### Lignes de données

►

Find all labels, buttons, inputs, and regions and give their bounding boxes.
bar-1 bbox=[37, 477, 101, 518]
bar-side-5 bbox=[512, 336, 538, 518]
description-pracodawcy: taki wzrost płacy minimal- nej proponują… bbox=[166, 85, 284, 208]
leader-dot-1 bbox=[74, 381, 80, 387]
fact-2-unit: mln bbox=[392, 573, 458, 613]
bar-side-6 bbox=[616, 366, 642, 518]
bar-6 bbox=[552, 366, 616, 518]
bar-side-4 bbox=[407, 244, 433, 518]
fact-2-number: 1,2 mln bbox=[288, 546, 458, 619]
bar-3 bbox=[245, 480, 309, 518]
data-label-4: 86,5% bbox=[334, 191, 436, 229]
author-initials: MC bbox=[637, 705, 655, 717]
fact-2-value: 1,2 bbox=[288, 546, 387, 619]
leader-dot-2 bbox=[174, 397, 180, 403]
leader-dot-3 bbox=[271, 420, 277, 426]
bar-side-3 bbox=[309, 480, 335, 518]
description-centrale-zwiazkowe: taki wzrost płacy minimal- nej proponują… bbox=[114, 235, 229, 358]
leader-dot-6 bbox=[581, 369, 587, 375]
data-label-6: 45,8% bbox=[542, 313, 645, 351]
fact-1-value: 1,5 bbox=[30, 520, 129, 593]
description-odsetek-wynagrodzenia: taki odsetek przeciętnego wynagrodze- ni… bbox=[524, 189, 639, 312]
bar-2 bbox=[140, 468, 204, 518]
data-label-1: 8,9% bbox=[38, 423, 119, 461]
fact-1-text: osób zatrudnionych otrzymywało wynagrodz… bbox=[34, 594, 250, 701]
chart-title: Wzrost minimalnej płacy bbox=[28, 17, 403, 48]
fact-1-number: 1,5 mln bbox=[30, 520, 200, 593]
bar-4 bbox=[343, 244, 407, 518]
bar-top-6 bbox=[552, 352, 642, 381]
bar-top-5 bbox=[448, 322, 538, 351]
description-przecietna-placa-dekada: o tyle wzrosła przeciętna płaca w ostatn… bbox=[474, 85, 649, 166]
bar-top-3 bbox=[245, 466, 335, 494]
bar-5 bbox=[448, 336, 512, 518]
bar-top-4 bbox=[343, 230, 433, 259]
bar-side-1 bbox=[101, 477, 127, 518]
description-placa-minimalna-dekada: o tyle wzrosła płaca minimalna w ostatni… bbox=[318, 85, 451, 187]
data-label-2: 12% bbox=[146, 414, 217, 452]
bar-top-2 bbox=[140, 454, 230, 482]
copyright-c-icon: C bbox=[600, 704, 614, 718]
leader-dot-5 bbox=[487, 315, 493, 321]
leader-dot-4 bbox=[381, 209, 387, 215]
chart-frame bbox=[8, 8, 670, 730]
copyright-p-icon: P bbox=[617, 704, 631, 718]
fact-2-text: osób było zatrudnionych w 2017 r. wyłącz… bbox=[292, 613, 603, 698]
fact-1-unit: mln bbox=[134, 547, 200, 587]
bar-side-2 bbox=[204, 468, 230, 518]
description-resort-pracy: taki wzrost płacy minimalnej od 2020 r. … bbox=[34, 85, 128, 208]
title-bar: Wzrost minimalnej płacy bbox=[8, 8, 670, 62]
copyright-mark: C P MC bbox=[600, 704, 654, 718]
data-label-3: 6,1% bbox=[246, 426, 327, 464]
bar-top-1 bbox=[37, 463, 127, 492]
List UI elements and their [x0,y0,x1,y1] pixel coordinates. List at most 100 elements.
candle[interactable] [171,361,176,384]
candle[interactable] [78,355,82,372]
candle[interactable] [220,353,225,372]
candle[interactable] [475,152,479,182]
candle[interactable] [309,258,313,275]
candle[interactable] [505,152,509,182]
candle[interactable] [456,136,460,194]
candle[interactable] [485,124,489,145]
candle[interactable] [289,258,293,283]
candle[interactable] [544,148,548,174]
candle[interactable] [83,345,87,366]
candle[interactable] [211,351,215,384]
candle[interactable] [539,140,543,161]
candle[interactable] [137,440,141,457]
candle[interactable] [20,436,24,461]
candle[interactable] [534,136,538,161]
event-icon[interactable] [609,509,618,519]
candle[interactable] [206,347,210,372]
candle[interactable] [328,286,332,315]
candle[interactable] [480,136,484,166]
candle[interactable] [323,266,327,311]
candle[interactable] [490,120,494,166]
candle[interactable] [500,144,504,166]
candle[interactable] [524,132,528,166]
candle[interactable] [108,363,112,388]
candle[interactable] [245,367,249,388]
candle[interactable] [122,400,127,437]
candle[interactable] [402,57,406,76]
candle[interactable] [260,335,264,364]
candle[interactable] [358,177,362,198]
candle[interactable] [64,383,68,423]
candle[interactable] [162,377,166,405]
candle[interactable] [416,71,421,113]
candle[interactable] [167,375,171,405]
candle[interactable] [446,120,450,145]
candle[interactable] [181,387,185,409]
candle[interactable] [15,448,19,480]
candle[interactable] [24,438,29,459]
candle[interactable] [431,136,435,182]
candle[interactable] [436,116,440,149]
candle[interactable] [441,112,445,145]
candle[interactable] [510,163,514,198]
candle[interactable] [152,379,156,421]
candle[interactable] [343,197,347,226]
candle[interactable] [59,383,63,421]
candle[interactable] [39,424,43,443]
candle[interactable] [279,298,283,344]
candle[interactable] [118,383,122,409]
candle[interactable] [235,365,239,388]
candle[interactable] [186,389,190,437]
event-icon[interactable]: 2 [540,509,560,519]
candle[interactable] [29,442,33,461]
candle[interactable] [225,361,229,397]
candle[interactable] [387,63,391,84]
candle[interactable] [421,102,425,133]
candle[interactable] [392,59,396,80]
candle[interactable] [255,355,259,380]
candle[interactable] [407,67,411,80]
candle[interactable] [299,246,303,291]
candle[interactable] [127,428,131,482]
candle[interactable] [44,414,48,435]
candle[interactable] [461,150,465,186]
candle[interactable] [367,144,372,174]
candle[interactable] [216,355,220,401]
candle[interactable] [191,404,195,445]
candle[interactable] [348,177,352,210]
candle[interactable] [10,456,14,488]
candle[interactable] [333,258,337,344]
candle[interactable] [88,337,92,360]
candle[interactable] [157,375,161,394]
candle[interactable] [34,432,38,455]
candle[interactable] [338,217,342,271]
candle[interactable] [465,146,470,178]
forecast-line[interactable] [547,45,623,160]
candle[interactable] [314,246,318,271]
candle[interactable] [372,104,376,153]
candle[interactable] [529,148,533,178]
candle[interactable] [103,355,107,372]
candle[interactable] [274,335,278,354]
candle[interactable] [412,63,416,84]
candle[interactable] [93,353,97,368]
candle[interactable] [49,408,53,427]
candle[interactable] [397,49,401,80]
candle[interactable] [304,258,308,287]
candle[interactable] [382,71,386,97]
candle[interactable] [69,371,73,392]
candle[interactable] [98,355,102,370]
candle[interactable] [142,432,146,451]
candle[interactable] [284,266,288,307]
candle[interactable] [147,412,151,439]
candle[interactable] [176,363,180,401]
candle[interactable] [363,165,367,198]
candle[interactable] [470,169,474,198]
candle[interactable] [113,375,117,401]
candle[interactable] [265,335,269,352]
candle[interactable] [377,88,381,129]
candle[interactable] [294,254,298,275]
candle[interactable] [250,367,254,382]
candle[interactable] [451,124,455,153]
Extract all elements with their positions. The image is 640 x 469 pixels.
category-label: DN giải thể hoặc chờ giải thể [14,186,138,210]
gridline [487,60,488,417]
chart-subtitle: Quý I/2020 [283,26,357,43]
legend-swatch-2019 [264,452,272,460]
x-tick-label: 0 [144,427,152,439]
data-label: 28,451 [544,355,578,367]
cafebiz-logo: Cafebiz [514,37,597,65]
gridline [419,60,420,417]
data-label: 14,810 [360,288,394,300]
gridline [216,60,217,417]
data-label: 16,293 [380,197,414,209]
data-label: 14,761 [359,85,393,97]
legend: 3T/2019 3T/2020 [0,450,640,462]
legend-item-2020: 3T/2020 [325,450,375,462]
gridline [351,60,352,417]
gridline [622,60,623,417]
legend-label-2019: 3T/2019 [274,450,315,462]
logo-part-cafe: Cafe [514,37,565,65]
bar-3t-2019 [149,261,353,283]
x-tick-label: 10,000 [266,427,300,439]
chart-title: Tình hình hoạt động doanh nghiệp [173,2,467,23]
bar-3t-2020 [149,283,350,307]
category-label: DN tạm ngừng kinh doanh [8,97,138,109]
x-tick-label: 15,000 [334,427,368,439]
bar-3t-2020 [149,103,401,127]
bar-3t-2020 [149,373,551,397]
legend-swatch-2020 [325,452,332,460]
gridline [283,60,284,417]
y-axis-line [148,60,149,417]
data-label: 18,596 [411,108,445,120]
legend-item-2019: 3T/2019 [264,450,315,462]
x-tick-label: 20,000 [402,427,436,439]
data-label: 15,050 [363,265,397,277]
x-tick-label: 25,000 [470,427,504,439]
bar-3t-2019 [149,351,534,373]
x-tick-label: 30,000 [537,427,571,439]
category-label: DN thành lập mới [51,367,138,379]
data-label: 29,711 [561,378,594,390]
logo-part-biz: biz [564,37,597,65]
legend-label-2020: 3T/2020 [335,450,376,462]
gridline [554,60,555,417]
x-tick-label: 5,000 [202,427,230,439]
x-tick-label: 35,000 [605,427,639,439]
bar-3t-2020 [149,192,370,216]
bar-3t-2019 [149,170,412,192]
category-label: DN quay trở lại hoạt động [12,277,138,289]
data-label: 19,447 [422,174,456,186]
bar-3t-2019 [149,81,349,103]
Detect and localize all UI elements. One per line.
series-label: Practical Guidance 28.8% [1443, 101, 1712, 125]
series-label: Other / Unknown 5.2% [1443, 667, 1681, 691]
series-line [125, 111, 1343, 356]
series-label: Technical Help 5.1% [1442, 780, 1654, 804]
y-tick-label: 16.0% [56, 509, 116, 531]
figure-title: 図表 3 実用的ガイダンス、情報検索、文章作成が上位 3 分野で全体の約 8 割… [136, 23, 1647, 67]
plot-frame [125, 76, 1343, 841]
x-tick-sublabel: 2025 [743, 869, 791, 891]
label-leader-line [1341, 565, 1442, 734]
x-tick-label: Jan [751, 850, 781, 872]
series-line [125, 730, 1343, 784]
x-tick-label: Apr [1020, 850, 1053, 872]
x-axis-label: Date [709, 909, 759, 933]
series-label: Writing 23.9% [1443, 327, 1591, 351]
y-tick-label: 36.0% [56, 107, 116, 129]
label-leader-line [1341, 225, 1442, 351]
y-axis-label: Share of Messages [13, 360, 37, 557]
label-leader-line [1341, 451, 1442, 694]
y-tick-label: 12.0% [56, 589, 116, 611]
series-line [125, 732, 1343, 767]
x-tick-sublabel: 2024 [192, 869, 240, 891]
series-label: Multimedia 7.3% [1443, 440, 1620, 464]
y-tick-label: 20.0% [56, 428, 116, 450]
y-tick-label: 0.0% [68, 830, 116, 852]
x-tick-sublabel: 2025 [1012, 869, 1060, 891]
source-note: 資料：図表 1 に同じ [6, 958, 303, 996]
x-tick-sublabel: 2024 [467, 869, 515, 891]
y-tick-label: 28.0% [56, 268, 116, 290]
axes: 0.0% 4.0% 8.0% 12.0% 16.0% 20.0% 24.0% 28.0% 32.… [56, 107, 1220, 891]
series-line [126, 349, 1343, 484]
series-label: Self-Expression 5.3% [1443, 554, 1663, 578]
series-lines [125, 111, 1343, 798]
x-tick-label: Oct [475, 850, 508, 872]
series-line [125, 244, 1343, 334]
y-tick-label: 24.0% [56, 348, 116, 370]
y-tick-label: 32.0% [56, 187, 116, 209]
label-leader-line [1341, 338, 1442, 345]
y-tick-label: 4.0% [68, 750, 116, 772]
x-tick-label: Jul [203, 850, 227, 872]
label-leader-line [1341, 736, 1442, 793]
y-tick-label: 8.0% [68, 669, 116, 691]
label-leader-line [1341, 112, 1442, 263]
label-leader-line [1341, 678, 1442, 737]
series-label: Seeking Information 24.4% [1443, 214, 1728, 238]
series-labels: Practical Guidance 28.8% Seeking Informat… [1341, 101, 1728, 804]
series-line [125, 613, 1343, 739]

◄

### Consignes de travail
Récris tout le matériel, depuis son début jusqu'à la ligne contenant « bar-side-6 bbox=[616, 366, 642, 518] » incluse, en remplaçant « mln » par « mio ». Ne change rien d'autre.

### Résultat obtenu
Find all labels, buttons, inputs, and regions and give their bounding boxes.
bar-1 bbox=[37, 477, 101, 518]
bar-side-5 bbox=[512, 336, 538, 518]
description-pracodawcy: taki wzrost płacy minimal- nej proponują… bbox=[166, 85, 284, 208]
leader-dot-1 bbox=[74, 381, 80, 387]
fact-2-unit: mio bbox=[392, 573, 458, 613]
bar-side-6 bbox=[616, 366, 642, 518]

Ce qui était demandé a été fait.